◆ STATED PROBLEM: Extract the passage of the smart imputation tutorial excerpt from "In this tutorial" to "the first place.", copying it word for word.

◆ PAGE EXCERPT:

Dealing with datasets that contain missing values can be a challenge. This is especially so if the remaining non-missing values are not representative and thus provide a distorted, biased picture of the overall population.

In this tutorial we demonstrate how MOSTLY AI can help to close such gaps in your data via "Smart Imputation". By generating a synthetic dataset that doest not contain any missing values, it is possible to create a complete and sound representation of the underlying population. With this smartly imputed synthetic dataset it is then straightforward to accurately analyze the population as if all values were present in the first place.

For this tutorial, we will be using a modified version of the UCI Adult Income dataset, that itself stems from the 1994 American Community Survey by the US census bureau. This reduced dataset consists of 48,842 records and 10 mixed-type features. We will replace ~30% of the values for attribute `age` with missing values. We will do this randomly, but with a specified bias, so that we end up missing the age information particularly from the elder segments.

◆ STORED RECORDS:
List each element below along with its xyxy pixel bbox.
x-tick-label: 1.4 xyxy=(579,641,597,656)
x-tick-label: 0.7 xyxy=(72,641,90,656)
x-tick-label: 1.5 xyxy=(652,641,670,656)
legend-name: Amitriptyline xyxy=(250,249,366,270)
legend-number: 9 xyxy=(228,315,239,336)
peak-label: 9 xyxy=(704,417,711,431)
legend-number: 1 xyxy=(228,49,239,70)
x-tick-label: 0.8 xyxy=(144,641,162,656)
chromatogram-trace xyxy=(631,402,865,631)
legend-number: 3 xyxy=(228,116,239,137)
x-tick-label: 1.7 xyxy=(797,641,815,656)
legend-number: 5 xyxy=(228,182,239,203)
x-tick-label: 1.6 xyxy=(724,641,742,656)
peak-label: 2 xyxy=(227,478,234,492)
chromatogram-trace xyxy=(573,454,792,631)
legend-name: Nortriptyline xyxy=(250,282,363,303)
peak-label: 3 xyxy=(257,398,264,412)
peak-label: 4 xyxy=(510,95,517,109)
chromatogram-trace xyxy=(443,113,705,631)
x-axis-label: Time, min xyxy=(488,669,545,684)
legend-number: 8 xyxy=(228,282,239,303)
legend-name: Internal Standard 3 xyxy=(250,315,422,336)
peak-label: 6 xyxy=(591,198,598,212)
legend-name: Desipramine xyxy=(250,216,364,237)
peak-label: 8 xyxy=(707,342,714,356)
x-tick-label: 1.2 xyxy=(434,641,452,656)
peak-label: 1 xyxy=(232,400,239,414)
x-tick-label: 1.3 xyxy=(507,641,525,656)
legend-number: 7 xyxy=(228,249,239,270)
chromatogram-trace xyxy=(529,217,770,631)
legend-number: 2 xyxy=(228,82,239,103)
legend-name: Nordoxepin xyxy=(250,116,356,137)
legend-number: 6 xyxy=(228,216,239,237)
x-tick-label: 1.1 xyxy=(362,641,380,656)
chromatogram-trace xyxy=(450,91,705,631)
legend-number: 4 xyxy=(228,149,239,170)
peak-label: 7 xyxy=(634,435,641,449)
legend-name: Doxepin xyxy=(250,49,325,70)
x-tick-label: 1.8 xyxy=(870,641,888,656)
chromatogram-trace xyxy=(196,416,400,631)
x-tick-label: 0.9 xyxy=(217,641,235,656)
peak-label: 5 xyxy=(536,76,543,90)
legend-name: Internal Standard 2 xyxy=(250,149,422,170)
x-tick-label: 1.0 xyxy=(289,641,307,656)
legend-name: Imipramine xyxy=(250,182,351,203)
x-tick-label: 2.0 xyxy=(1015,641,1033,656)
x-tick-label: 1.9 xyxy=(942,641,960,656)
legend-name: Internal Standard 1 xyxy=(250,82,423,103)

◆ THE ANSWER:
In this tutorial we demonstrate how MOSTLY AI can help to close such gaps in your data via "Smart Imputation". By generating a synthetic dataset that doest not contain any missing values, it is possible to create a complete and sound representation of the underlying population. With this smartly imputed synthetic dataset it is then straightforward to accurately analyze the population as if all values were present in the first place.